THE REQUEST:
Single out the lines that include the word "name". Copy them.

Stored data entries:
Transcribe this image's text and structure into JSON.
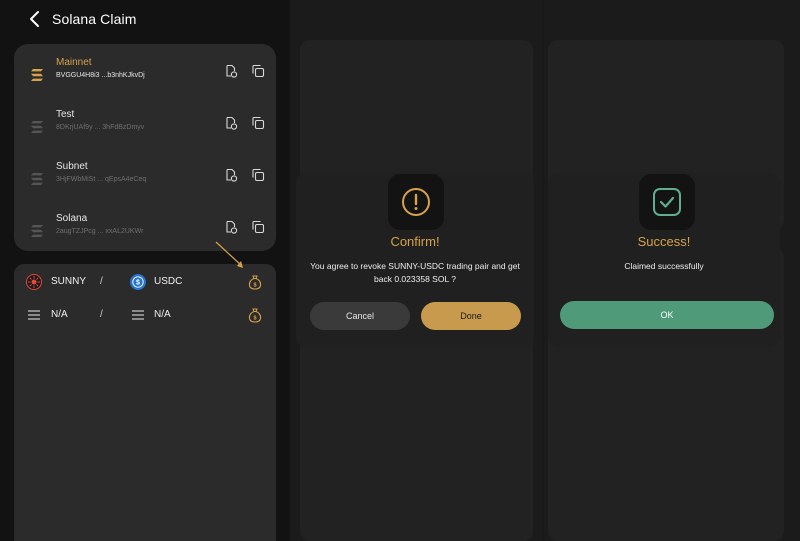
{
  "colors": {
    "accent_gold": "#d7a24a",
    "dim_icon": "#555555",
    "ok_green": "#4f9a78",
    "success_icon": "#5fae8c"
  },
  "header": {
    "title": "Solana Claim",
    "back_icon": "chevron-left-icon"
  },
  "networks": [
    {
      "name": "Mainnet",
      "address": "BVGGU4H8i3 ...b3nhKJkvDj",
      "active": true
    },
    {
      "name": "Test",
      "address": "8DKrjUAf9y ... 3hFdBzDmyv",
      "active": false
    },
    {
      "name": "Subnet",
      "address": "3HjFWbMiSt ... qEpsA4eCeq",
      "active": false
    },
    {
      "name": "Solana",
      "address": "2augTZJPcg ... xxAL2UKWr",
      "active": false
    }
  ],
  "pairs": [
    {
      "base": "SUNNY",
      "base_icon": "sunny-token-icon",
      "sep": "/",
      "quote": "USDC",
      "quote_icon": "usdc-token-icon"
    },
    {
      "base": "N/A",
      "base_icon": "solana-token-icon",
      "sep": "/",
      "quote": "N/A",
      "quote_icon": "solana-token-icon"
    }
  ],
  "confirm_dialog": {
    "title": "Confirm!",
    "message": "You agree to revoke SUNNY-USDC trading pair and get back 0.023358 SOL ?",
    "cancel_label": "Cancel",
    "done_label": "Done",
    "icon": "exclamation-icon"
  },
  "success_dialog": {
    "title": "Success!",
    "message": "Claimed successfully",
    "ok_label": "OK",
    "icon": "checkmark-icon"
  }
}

FINAL ANSWER:
      "name": "Mainnet",
      "name": "Test",
      "name": "Subnet",
      "name": "Solana",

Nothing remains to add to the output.